**RECORDS TO USE:**
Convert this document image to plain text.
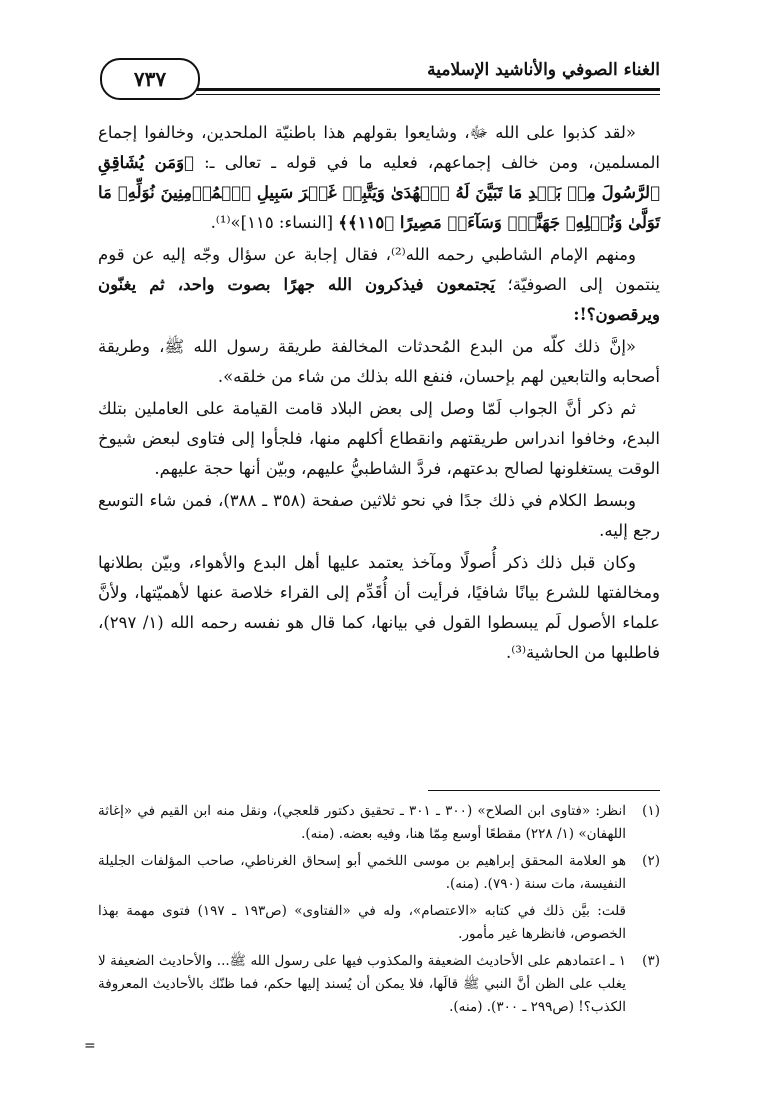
الغناء الصوفي والأناشيد الإسلامية
٧٣٧

«لقد كذبوا على الله ﷻ، وشايعوا بقولهم هذا باطنيّة الملحدين، وخالفوا إجماع المسلمين، ومن خالف إجماعهم، فعليه ما في قوله ـ تعالى ـ: ﴿وَمَن يُشَاقِقِ ٱلرَّسُولَ مِنۢ بَعۡدِ مَا تَبَيَّنَ لَهُ ٱلۡهُدَىٰ وَيَتَّبِعۡ غَيۡرَ سَبِيلِ ٱلۡمُؤۡمِنِينَ نُوَلِّهِۦ مَا تَوَلَّىٰ وَنُصۡلِهِۦ جَهَنَّمَۖ وَسَآءَتۡ مَصِيرًا ﴿١١٥﴾﴾ [النساء: ١١٥]»⁽¹⁾.

ومنهم الإمام الشاطبي رحمه الله⁽²⁾، فقال إجابة عن سؤال وجّه إليه عن قوم ينتمون إلى الصوفيّة؛ يَجتمعون فيذكرون الله جهرًا بصوت واحد، ثم يغنّون ويرقصون؟!:

«إنَّ ذلك كلّه من البدع المُحدثات المخالفة طريقة رسول الله ﷺ، وطريقة أصحابه والتابعين لهم بإحسان، فنفع الله بذلك من شاء من خلقه».

ثم ذكر أنَّ الجواب لَمّا وصل إلى بعض البلاد قامت القيامة على العاملين بتلك البدع، وخافوا اندراس طريقتهم وانقطاع أكلهم منها، فلجأوا إلى فتاوى لبعض شيوخ الوقت يستغلونها لصالح بدعتهم، فردَّ الشاطبيُّ عليهم، وبيّن أنها حجة عليهم.

وبسط الكلام في ذلك جدًا في نحو ثلاثين صفحة (٣٥٨ ـ ٣٨٨)، فمن شاء التوسع رجع إليه.

وكان قبل ذلك ذكر أُصولًا ومآخذ يعتمد عليها أهل البدع والأهواء، وبيّن بطلانها ومخالفتها للشرع بيانًا شافيًا، فرأيت أن أُقَدِّم إلى القراء خلاصة عنها لأهميّتها، ولأنَّ علماء الأصول لَم يبسطوا القول في بيانها، كما قال هو نفسه رحمه الله (١/ ٢٩٧)، فاطلبها من الحاشية⁽³⁾.

(١)
انظر: «فتاوى ابن الصلاح» (٣٠٠ ـ ٣٠١ ـ تحقيق دكتور قلعجي)، ونقل منه ابن القيم في «إغاثة اللهفان» (١/ ٢٢٨) مقطعًا أوسع مِمّا هنا، وفيه بعضه. (منه).
(٢)
هو العلامة المحقق إبراهيم بن موسى اللخمي أبو إسحاق الغرناطي، صاحب المؤلفات الجليلة النفيسة، مات سنة (٧٩٠). (منه).
قلت: بيَّن ذلك في كتابه «الاعتصام»، وله في «الفتاوى» (ص١٩٣ ـ ١٩٧) فتوى مهمة بهذا الخصوص، فانظرها غير مأمور.
(٣)
١ ـ اعتمادهم على الأحاديث الضعيفة والمكذوب فيها على رسول الله ﷺ... والأحاديث الضعيفة لا يغلب على الظن أنَّ النبي ﷺ قالَها، فلا يمكن أن يُسند إليها حكم، فما ظنّك بالأحاديث المعروفة الكذب؟! (ص٢٩٩ ـ ٣٠٠). (منه).
=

**WHAT THE EXERCISE ASKS:** In the material above, find the lines that contain "رحمه" and show them.

**SOLUTION TO THE PROBLEM:**
ومنهم الإمام الشاطبي رحمه الله⁽²⁾، فقال إجابة عن سؤال وجّه إليه عن قوم ينتمون إلى الصوفيّة؛ يَجتمعون فيذكرون الله جهرًا بصوت واحد، ثم يغنّون ويرقصون؟!:
وكان قبل ذلك ذكر أُصولًا ومآخذ يعتمد عليها أهل البدع والأهواء، وبيّن بطلانها ومخالفتها للشرع بيانًا شافيًا، فرأيت أن أُقَدِّم إلى القراء خلاصة عنها لأهميّتها، ولأنَّ علماء الأصول لَم يبسطوا القول في بيانها، كما قال هو نفسه رحمه الله (١/ ٢٩٧)، فاطلبها من الحاشية⁽³⁾.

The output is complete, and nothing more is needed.